_WORK TO COMPLETE_
Your answer should be a single number: the count of lines containing "data".

_EXCERPTED RECORDS_
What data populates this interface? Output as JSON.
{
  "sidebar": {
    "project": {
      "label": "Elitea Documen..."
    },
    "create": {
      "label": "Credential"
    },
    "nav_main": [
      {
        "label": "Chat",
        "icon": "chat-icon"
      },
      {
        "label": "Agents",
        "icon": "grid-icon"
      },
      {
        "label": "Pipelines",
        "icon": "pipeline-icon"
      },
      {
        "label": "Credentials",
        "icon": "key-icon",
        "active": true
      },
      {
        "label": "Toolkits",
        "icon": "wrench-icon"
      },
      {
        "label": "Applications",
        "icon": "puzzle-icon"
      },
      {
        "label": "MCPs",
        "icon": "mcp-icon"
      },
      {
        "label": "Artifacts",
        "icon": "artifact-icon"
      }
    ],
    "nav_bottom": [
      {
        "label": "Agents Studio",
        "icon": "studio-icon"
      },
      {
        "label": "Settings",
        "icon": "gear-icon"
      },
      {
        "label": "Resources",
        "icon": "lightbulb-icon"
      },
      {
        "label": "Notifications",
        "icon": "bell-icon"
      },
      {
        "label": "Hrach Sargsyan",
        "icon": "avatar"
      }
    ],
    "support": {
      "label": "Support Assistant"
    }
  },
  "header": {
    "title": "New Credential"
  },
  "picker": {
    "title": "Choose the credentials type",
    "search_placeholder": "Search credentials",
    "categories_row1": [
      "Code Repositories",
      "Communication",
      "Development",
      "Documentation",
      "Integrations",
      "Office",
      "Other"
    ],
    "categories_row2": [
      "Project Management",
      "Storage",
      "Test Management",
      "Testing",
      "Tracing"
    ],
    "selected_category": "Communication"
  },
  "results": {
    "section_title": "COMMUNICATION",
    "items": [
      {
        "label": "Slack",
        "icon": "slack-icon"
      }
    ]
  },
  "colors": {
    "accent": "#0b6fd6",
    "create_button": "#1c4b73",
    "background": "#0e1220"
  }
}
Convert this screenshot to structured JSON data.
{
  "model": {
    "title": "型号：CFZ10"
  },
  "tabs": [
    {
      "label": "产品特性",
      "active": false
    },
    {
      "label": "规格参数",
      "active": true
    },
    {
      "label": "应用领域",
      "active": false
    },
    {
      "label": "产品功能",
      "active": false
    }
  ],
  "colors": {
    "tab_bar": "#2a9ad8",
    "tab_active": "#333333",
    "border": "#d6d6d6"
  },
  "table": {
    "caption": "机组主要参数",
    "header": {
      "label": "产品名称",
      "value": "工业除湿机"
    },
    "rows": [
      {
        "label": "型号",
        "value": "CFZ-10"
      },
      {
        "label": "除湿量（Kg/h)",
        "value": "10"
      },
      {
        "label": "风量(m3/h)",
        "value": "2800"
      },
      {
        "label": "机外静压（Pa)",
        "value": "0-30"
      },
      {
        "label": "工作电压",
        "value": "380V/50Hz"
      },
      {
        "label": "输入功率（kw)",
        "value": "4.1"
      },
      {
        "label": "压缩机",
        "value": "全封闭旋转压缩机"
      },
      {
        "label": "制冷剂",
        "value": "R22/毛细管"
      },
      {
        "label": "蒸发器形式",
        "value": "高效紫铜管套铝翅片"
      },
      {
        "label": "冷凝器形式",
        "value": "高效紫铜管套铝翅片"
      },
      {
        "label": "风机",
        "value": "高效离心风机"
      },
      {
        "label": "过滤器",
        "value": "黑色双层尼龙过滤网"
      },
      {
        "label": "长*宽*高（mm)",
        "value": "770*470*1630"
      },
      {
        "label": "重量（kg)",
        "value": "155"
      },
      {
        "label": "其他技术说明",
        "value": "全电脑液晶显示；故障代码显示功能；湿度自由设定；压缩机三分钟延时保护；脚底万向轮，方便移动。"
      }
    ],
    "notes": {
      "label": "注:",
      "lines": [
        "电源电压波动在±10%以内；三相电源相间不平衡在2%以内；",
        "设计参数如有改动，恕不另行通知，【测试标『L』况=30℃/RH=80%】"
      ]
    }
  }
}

_SOLUTION TO THIS EXERCISE_
2